◆ REQUIREMENT
Of all the lines in this data, how many include "York"? Respond with the number only.

◆ LISTING
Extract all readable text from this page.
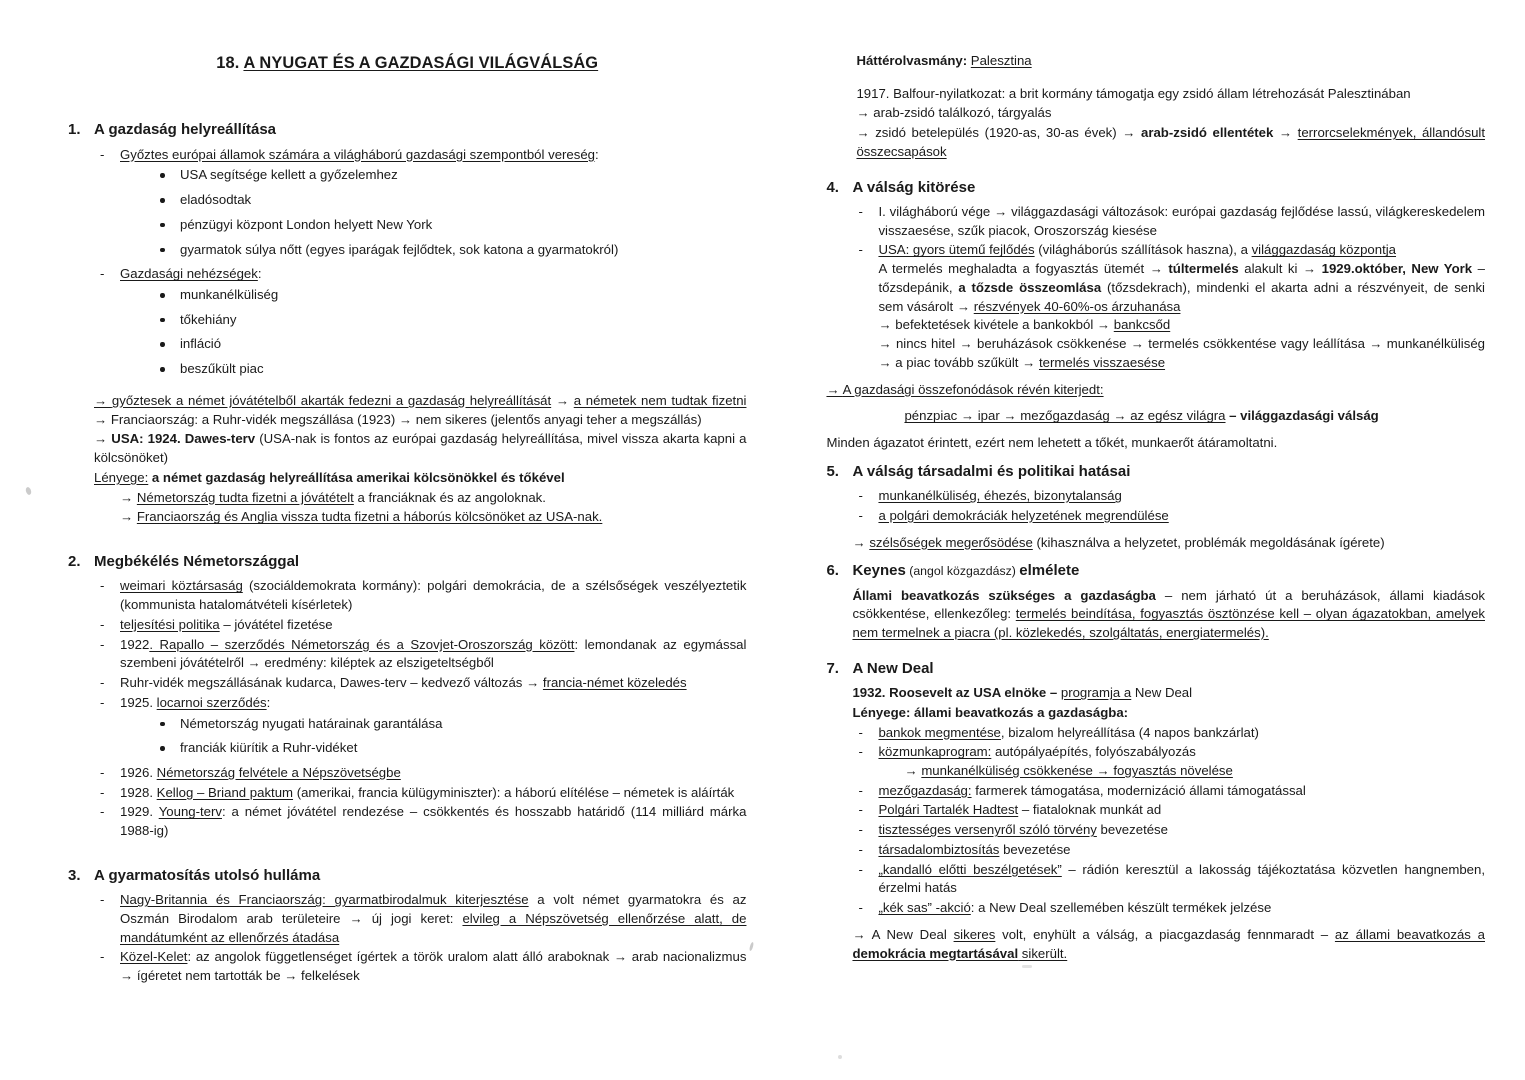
18. A NYUGAT ÉS A GAZDASÁGI VILÁGVÁLSÁG
1. A gazdaság helyreállítása
- Győztes európai államok számára a világháború gazdasági szempontból vereség:
USA segítsége kellett a győzelemhez
eladósodtak
pénzügyi központ London helyett New York
gyarmatok súlya nőtt (egyes iparágak fejlődtek, sok katona a gyarmatokról)
- Gazdasági nehézségek:
munkanélküliség
tőkehiány
infláció
beszűkült piac

→ győztesek a német jóvátételből akarták fedezni a gazdaság helyreállítását → a németek nem tudtak fizetni → Franciaország: a Ruhr-vidék megszállása (1923) → nem sikeres (jelentős anyagi teher a megszállás)

→ USA: 1924. Dawes-terv (USA-nak is fontos az európai gazdaság helyreállítása, mivel vissza akarta kapni a kölcsönöket)

Lényege: a német gazdaság helyreállítása amerikai kölcsönökkel és tőkével

→ Németország tudta fizetni a jóvátételt a franciáknak és az angoloknak.

→ Franciaország és Anglia vissza tudta fizetni a háborús kölcsönöket az USA-nak.

2. Megbékélés Németországgal
- weimari köztársaság (szociáldemokrata kormány): polgári demokrácia, de a szélsőségek veszélyeztetik (kommunista hatalomátvételi kísérletek)
- teljesítési politika – jóvátétel fizetése
- 1922. Rapallo – szerződés Németország és a Szovjet-Oroszország között: lemondanak az egymással szembeni jóvátételről → eredmény: kiléptek az elszigeteltségből
- Ruhr-vidék megszállásának kudarca, Dawes-terv – kedvező változás → francia-német közeledés
- 1925. locarnoi szerződés:
Németország nyugati határainak garantálása
franciák kiürítik a Ruhr-vidéket
- 1926. Németország felvétele a Népszövetségbe
- 1928. Kellog – Briand paktum (amerikai, francia külügyminiszter): a háború elítélése – németek is aláírták
- 1929. Young-terv: a német jóvátétel rendezése – csökkentés és hosszabb határidő (114 milliárd márka 1988-ig)
3. A gyarmatosítás utolsó hulláma
- Nagy-Britannia és Franciaország: gyarmatbirodalmuk kiterjesztése a volt német gyarmatokra és az Oszmán Birodalom arab területeire → új jogi keret: elvileg a Népszövetség ellenőrzése alatt, de mandátumként az ellenőrzés átadása
- Közel-Kelet: az angolok függetlenséget ígértek a török uralom alatt álló araboknak → arab nacionalizmus → ígéretet nem tartották be → felkelések

Háttérolvasmány: Palesztina

1917. Balfour-nyilatkozat: a brit kormány támogatja egy zsidó állam létrehozását Palesztinában

→ arab-zsidó találkozó, tárgyalás

→ zsidó betelepülés (1920-as, 30-as évek) → arab-zsidó ellentétek → terrorcselekmények, állandósult összecsapások

4. A válság kitörése
- I. világháború vége → világgazdasági változások: európai gazdaság fejlődése lassú, világkereskedelem visszaesése, szűk piacok, Oroszország kiesése
- USA: gyors ütemű fejlődés (világháborús szállítások haszna), a világgazdaság központja
A termelés meghaladta a fogyasztás ütemét → túltermelés alakult ki → 1929.október, New York – tőzsdepánik, a tőzsde összeomlása (tőzsdekrach), mindenki el akarta adni a részvényeit, de senki sem vásárolt → részvények 40-60%-os árzuhanása
→ befektetések kivétele a bankokból → bankcsőd
→ nincs hitel → beruházások csökkenése → termelés csökkentése vagy leállítása → munkanélküliség → a piac tovább szűkült → termelés visszaesése

→ A gazdasági összefonódások révén kiterjedt:

pénzpiac → ipar → mezőgazdaság → az egész világra – világgazdasági válság

Minden ágazatot érintett, ezért nem lehetett a tőkét, munkaerőt átáramoltatni.

5. A válság társadalmi és politikai hatásai
- munkanélküliség, éhezés, bizonytalanság
- a polgári demokráciák helyzetének megrendülése

→ szélsőségek megerősödése (kihasználva a helyzetet, problémák megoldásának ígérete)

6. Keynes (angol közgazdász) elmélete

Állami beavatkozás szükséges a gazdaságba – nem járható út a beruházások, állami kiadások csökkentése, ellenkezőleg: termelés beindítása, fogyasztás ösztönzése kell – olyan ágazatokban, amelyek nem termelnek a piacra (pl. közlekedés, szolgáltatás, energiatermelés).

7. A New Deal

1932. Roosevelt az USA elnöke – programja a New Deal

Lényege: állami beavatkozás a gazdaságba:

- bankok megmentése, bizalom helyreállítása (4 napos bankzárlat)
- közmunkaprogram: autópályaépítés, folyószabályozás
→ munkanélküliség csökkenése → fogyasztás növelése
- mezőgazdaság: farmerek támogatása, modernizáció állami támogatással
- Polgári Tartalék Hadtest – fiataloknak munkát ad
- tisztességes versenyről szóló törvény bevezetése
- társadalombiztosítás bevezetése
- „kandalló előtti beszélgetések” – rádión keresztül a lakosság tájékoztatása közvetlen hangnemben, érzelmi hatás
- „kék sas” -akció: a New Deal szellemében készült termékek jelzése

→ A New Deal sikeres volt, enyhült a válság, a piacgazdaság fennmaradt – az állami beavatkozás a demokrácia megtartásával sikerült.
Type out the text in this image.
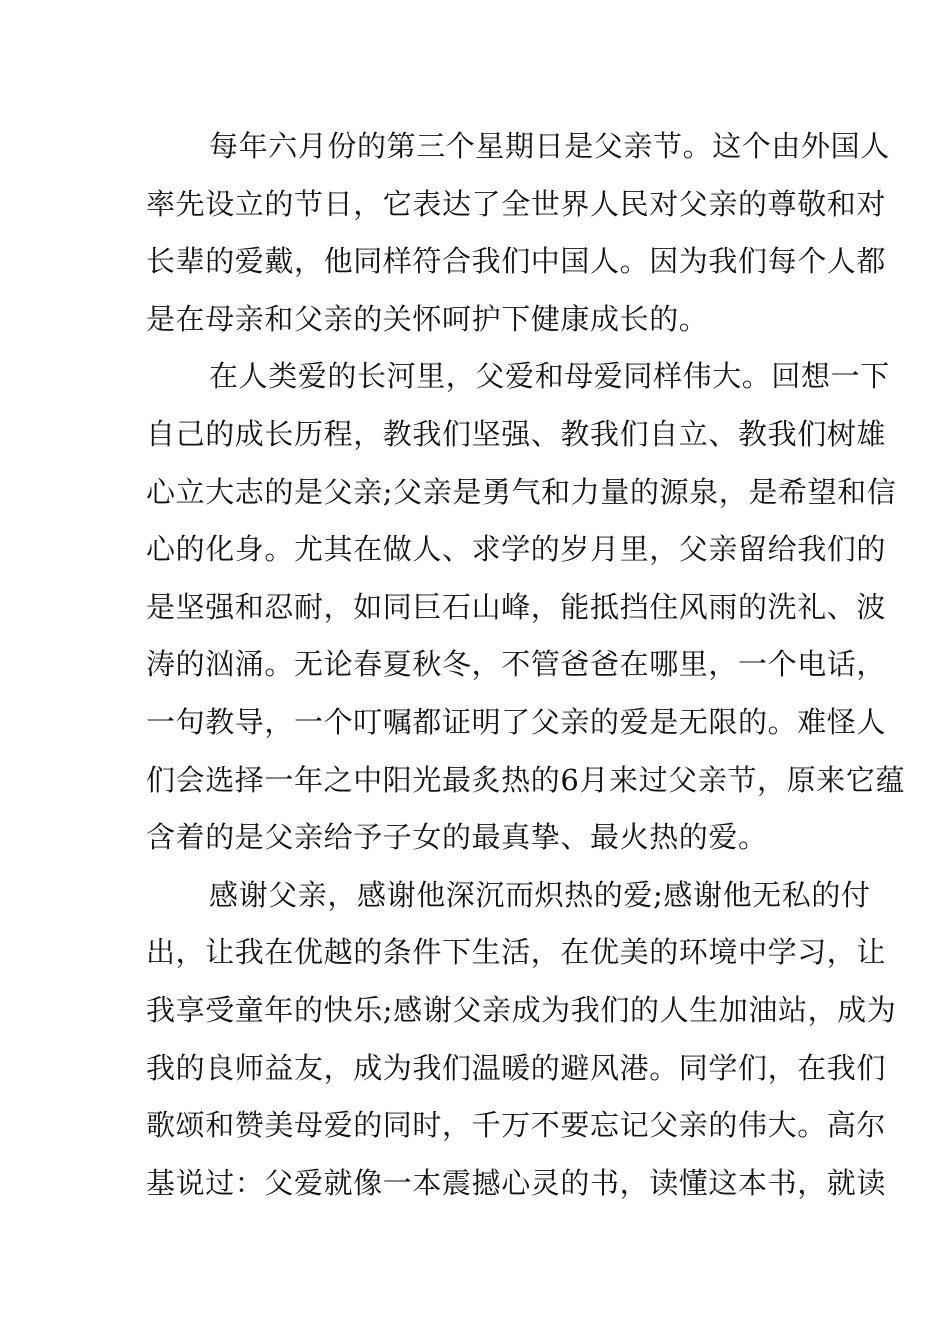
每年六月份的第三个星期日是父亲节。这个由外国人
率先设立的节日，它表达了全世界人民对父亲的尊敬和对
长辈的爱戴，他同样符合我们中国人。因为我们每个人都
是在母亲和父亲的关怀呵护下健康成长的。
在人类爱的长河里，父爱和母爱同样伟大。回想一下
自己的成长历程，教我们坚强、教我们自立、教我们树雄
心立大志的是父亲;父亲是勇气和力量的源泉，是希望和信
心的化身。尤其在做人、求学的岁月里，父亲留给我们的
是坚强和忍耐，如同巨石山峰，能抵挡住风雨的洗礼、波
涛的汹涌。无论春夏秋冬，不管爸爸在哪里，一个电话，
一句教导，一个叮嘱都证明了父亲的爱是无限的。难怪人
们会选择一年之中阳光最炙热的6月来过父亲节，原来它蕴
含着的是父亲给予子女的最真挚、最火热的爱。
感谢父亲，感谢他深沉而炽热的爱;感谢他无私的付
出，让我在优越的条件下生活，在优美的环境中学习，让
我享受童年的快乐;感谢父亲成为我们的人生加油站，成为
我的良师益友，成为我们温暖的避风港。同学们，在我们
歌颂和赞美母爱的同时，千万不要忘记父亲的伟大。高尔
基说过：父爱就像一本震撼心灵的书，读懂这本书，就读
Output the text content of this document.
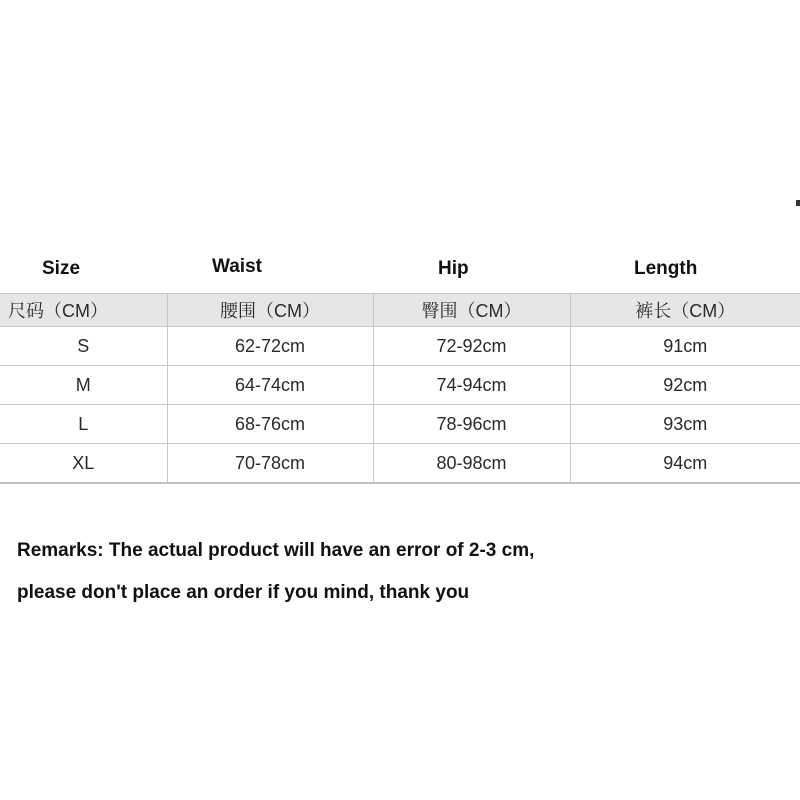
Size	Waist	Hip	Length
尺码（CM）	腰围（CM）	臀围（CM）	裤长（CM）
S	62-72cm	72-92cm	91cm
M	64-74cm	74-94cm	92cm
L	68-76cm	78-96cm	93cm
XL	70-78cm	80-98cm	94cm
Remarks: The actual product will have an error of 2-3 cm,
please don't place an order if you mind, thank you
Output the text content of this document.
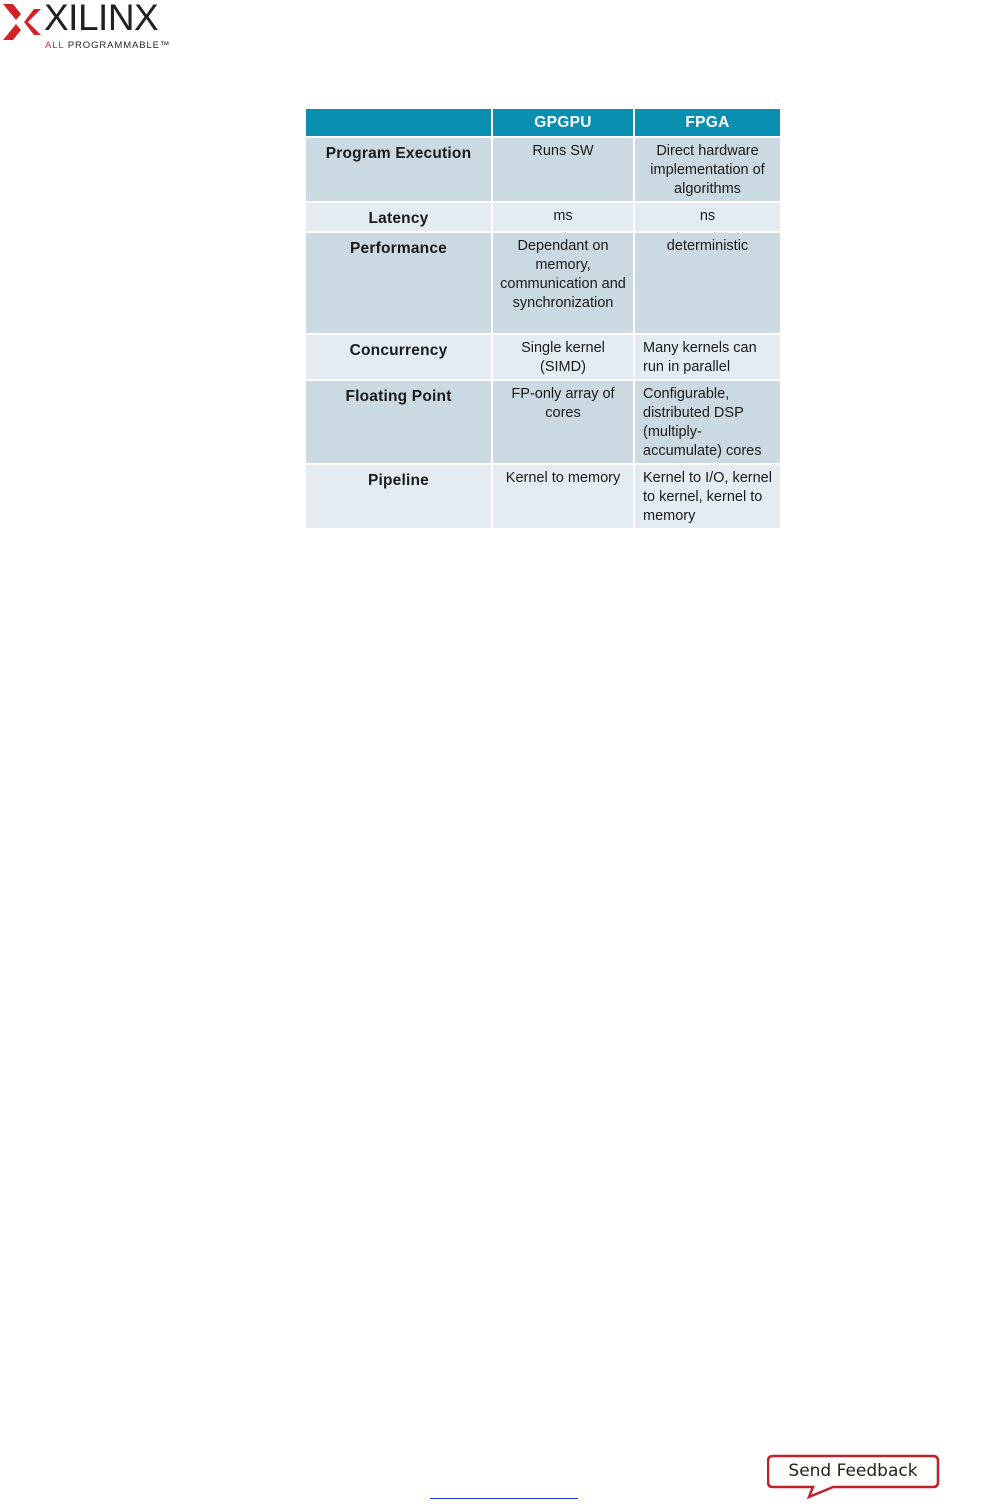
XILINX
ALL PROGRAMMABLE™
	GPGPU	FPGA
Program Execution	Runs SW	Direct hardware implementation of algorithms
Latency	ms	ns
Performance	Dependant on memory, communication and synchronization	deterministic
Concurrency	Single kernel (SIMD)	Many kernels can run in parallel
Floating Point	FP-only array of cores	Configurable, distributed DSP (multiply-accumulate) cores
Pipeline	Kernel to memory	Kernel to I/O, kernel to kernel, kernel to memory
Send Feedback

◆ EXERCISE RESULT
2